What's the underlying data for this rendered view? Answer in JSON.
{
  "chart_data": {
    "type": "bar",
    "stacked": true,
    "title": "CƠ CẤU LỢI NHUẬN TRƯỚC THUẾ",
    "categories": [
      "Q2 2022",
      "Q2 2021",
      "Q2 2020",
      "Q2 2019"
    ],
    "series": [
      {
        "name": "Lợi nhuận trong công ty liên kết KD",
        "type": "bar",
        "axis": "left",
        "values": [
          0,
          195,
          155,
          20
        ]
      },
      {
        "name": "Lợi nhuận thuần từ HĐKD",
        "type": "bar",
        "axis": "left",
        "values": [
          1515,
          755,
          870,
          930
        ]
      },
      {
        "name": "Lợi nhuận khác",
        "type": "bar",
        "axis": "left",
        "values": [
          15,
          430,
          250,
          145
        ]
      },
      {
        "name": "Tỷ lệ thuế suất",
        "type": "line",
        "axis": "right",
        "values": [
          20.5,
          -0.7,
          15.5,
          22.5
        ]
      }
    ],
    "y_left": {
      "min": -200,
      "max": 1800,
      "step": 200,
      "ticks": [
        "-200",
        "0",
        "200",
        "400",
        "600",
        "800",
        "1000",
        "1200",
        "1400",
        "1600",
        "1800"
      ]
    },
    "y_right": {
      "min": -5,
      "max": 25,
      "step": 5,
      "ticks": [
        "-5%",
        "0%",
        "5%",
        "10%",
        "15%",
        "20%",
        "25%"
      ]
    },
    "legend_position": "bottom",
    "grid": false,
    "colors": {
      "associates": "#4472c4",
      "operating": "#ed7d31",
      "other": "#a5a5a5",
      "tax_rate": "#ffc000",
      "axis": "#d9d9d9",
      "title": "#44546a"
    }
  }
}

SET TASK:
Output each record exactly, leaving nothing out.

RESPONSE:
What's the underlying data for this rendered view? Answer in JSON.
{
  "chart_data": {
    "type": "bar",
    "stacked": true,
    "title": "CƠ CẤU LỢI NHUẬN TRƯỚC THUẾ",
    "categories": [
      "Q2 2022",
      "Q2 2021",
      "Q2 2020",
      "Q2 2019"
    ],
    "series": [
      {
        "name": "Lợi nhuận trong công ty liên kết KD",
        "type": "bar",
        "axis": "left",
        "values": [
          0,
          195,
          155,
          20
        ]
      },
      {
        "name": "Lợi nhuận thuần từ HĐKD",
        "type": "bar",
        "axis": "left",
        "values": [
          1515,
          755,
          870,
          930
        ]
      },
      {
        "name": "Lợi nhuận khác",
        "type": "bar",
        "axis": "left",
        "values": [
          15,
          430,
          250,
          145
        ]
      },
      {
        "name": "Tỷ lệ thuế suất",
        "type": "line",
        "axis": "right",
        "values": [
          20.5,
          -0.7,
          15.5,
          22.5
        ]
      }
    ],
    "y_left": {
      "min": -200,
      "max": 1800,
      "step": 200,
      "ticks": [
        "-200",
        "0",
        "200",
        "400",
        "600",
        "800",
        "1000",
        "1200",
        "1400",
        "1600",
        "1800"
      ]
    },
    "y_right": {
      "min": -5,
      "max": 25,
      "step": 5,
      "ticks": [
        "-5%",
        "0%",
        "5%",
        "10%",
        "15%",
        "20%",
        "25%"
      ]
    },
    "legend_position": "bottom",
    "grid": false,
    "colors": {
      "associates": "#4472c4",
      "operating": "#ed7d31",
      "other": "#a5a5a5",
      "tax_rate": "#ffc000",
      "axis": "#d9d9d9",
      "title": "#44546a"
    }
  }
}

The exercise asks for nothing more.